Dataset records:
◇ ◇ ◇ ◇ ◇ ◇ ◇
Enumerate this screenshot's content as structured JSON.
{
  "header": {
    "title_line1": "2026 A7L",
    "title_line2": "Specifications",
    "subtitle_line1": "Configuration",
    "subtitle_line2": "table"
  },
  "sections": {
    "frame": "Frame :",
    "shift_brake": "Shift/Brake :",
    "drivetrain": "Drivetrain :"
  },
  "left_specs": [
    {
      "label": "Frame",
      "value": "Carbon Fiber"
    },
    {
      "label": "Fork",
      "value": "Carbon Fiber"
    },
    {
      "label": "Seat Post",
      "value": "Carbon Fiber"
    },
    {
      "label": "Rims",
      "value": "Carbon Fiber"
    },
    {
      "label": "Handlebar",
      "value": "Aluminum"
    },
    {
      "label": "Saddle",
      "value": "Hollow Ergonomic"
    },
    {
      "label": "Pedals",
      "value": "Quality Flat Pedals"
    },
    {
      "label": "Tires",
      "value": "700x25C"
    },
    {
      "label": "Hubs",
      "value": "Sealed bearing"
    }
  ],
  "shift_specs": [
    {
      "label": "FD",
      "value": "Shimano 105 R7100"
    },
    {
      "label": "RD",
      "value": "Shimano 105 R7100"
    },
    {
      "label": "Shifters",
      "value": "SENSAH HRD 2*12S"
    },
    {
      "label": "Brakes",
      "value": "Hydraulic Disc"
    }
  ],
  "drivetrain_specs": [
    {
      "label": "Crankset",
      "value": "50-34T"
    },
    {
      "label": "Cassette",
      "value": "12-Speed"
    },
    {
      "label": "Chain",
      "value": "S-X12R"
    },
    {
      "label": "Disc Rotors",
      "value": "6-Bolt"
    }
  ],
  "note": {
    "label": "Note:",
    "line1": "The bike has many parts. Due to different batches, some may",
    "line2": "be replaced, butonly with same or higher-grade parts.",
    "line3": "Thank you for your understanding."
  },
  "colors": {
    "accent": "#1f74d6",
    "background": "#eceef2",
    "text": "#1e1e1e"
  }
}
◇ ◇ ◇ ◇ ◇ ◇ ◇
→ **Problem**:
Return all the data above once more, precisely as given.

→ **Exercise solution**:
Enumerate this screenshot's content as structured JSON.
{
  "header": {
    "title_line1": "2026 A7L",
    "title_line2": "Specifications",
    "subtitle_line1": "Configuration",
    "subtitle_line2": "table"
  },
  "sections": {
    "frame": "Frame :",
    "shift_brake": "Shift/Brake :",
    "drivetrain": "Drivetrain :"
  },
  "left_specs": [
    {
      "label": "Frame",
      "value": "Carbon Fiber"
    },
    {
      "label": "Fork",
      "value": "Carbon Fiber"
    },
    {
      "label": "Seat Post",
      "value": "Carbon Fiber"
    },
    {
      "label": "Rims",
      "value": "Carbon Fiber"
    },
    {
      "label": "Handlebar",
      "value": "Aluminum"
    },
    {
      "label": "Saddle",
      "value": "Hollow Ergonomic"
    },
    {
      "label": "Pedals",
      "value": "Quality Flat Pedals"
    },
    {
      "label": "Tires",
      "value": "700x25C"
    },
    {
      "label": "Hubs",
      "value": "Sealed bearing"
    }
  ],
  "shift_specs": [
    {
      "label": "FD",
      "value": "Shimano 105 R7100"
    },
    {
      "label": "RD",
      "value": "Shimano 105 R7100"
    },
    {
      "label": "Shifters",
      "value": "SENSAH HRD 2*12S"
    },
    {
      "label": "Brakes",
      "value": "Hydraulic Disc"
    }
  ],
  "drivetrain_specs": [
    {
      "label": "Crankset",
      "value": "50-34T"
    },
    {
      "label": "Cassette",
      "value": "12-Speed"
    },
    {
      "label": "Chain",
      "value": "S-X12R"
    },
    {
      "label": "Disc Rotors",
      "value": "6-Bolt"
    }
  ],
  "note": {
    "label": "Note:",
    "line1": "The bike has many parts. Due to different batches, some may",
    "line2": "be replaced, butonly with same or higher-grade parts.",
    "line3": "Thank you for your understanding."
  },
  "colors": {
    "accent": "#1f74d6",
    "background": "#eceef2",
    "text": "#1e1e1e"
  }
}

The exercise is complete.